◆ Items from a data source
==*==

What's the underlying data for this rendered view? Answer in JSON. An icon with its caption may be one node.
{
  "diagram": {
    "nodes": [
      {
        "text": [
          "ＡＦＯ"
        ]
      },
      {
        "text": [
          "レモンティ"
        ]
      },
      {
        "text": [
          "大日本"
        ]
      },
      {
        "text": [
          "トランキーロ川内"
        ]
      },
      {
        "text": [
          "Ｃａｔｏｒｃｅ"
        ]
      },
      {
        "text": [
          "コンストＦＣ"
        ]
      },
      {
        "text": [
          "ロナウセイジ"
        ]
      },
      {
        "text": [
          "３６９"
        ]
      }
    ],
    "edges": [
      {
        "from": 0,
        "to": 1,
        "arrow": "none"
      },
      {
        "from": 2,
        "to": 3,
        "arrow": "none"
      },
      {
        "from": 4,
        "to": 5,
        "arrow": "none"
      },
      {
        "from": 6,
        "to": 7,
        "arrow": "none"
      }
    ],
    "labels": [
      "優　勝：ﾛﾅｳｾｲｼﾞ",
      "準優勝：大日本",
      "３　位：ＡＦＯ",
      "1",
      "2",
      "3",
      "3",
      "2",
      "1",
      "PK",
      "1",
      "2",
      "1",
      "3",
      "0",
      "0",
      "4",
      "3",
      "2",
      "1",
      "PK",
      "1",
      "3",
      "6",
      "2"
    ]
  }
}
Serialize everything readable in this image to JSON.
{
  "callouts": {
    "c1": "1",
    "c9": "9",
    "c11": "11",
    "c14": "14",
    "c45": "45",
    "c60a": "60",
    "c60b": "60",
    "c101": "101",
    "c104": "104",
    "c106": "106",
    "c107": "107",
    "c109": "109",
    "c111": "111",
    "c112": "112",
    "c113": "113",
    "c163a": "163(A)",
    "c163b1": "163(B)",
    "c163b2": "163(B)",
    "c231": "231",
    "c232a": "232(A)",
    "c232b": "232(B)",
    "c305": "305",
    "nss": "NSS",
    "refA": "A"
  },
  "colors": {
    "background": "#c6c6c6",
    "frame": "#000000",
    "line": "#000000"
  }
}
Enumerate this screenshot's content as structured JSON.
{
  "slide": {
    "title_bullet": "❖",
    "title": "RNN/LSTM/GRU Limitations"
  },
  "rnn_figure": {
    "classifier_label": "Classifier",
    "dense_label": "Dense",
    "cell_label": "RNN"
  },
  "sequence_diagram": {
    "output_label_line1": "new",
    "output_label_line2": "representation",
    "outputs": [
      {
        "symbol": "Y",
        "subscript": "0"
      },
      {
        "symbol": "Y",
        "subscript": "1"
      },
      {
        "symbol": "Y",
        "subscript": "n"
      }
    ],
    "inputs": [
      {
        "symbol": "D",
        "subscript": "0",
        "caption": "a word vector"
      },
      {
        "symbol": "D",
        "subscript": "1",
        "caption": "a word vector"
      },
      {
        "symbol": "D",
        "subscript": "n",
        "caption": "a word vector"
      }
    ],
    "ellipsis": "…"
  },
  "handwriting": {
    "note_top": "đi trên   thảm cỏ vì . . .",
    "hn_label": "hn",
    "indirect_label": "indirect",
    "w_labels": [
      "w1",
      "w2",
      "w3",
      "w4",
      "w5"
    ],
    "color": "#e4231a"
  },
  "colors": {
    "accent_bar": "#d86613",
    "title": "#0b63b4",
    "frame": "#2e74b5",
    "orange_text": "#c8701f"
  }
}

==*==

◆ Written instruction
Write out the entries in full, exactly as given.

◆ Solution to this problem
What's the underlying data for this rendered view? Answer in JSON. An icon with its caption may be one node.
{
  "diagram": {
    "nodes": [
      {
        "text": [
          "ＡＦＯ"
        ]
      },
      {
        "text": [
          "レモンティ"
        ]
      },
      {
        "text": [
          "大日本"
        ]
      },
      {
        "text": [
          "トランキーロ川内"
        ]
      },
      {
        "text": [
          "Ｃａｔｏｒｃｅ"
        ]
      },
      {
        "text": [
          "コンストＦＣ"
        ]
      },
      {
        "text": [
          "ロナウセイジ"
        ]
      },
      {
        "text": [
          "３６９"
        ]
      }
    ],
    "edges": [
      {
        "from": 0,
        "to": 1,
        "arrow": "none"
      },
      {
        "from": 2,
        "to": 3,
        "arrow": "none"
      },
      {
        "from": 4,
        "to": 5,
        "arrow": "none"
      },
      {
        "from": 6,
        "to": 7,
        "arrow": "none"
      }
    ],
    "labels": [
      "優　勝：ﾛﾅｳｾｲｼﾞ",
      "準優勝：大日本",
      "３　位：ＡＦＯ",
      "1",
      "2",
      "3",
      "3",
      "2",
      "1",
      "PK",
      "1",
      "2",
      "1",
      "3",
      "0",
      "0",
      "4",
      "3",
      "2",
      "1",
      "PK",
      "1",
      "3",
      "6",
      "2"
    ]
  }
}
Serialize everything readable in this image to JSON.
{
  "callouts": {
    "c1": "1",
    "c9": "9",
    "c11": "11",
    "c14": "14",
    "c45": "45",
    "c60a": "60",
    "c60b": "60",
    "c101": "101",
    "c104": "104",
    "c106": "106",
    "c107": "107",
    "c109": "109",
    "c111": "111",
    "c112": "112",
    "c113": "113",
    "c163a": "163(A)",
    "c163b1": "163(B)",
    "c163b2": "163(B)",
    "c231": "231",
    "c232a": "232(A)",
    "c232b": "232(B)",
    "c305": "305",
    "nss": "NSS",
    "refA": "A"
  },
  "colors": {
    "background": "#c6c6c6",
    "frame": "#000000",
    "line": "#000000"
  }
}
Enumerate this screenshot's content as structured JSON.
{
  "slide": {
    "title_bullet": "❖",
    "title": "RNN/LSTM/GRU Limitations"
  },
  "rnn_figure": {
    "classifier_label": "Classifier",
    "dense_label": "Dense",
    "cell_label": "RNN"
  },
  "sequence_diagram": {
    "output_label_line1": "new",
    "output_label_line2": "representation",
    "outputs": [
      {
        "symbol": "Y",
        "subscript": "0"
      },
      {
        "symbol": "Y",
        "subscript": "1"
      },
      {
        "symbol": "Y",
        "subscript": "n"
      }
    ],
    "inputs": [
      {
        "symbol": "D",
        "subscript": "0",
        "caption": "a word vector"
      },
      {
        "symbol": "D",
        "subscript": "1",
        "caption": "a word vector"
      },
      {
        "symbol": "D",
        "subscript": "n",
        "caption": "a word vector"
      }
    ],
    "ellipsis": "…"
  },
  "handwriting": {
    "note_top": "đi trên   thảm cỏ vì . . .",
    "hn_label": "hn",
    "indirect_label": "indirect",
    "w_labels": [
      "w1",
      "w2",
      "w3",
      "w4",
      "w5"
    ],
    "color": "#e4231a"
  },
  "colors": {
    "accent_bar": "#d86613",
    "title": "#0b63b4",
    "frame": "#2e74b5",
    "orange_text": "#c8701f"
  }
}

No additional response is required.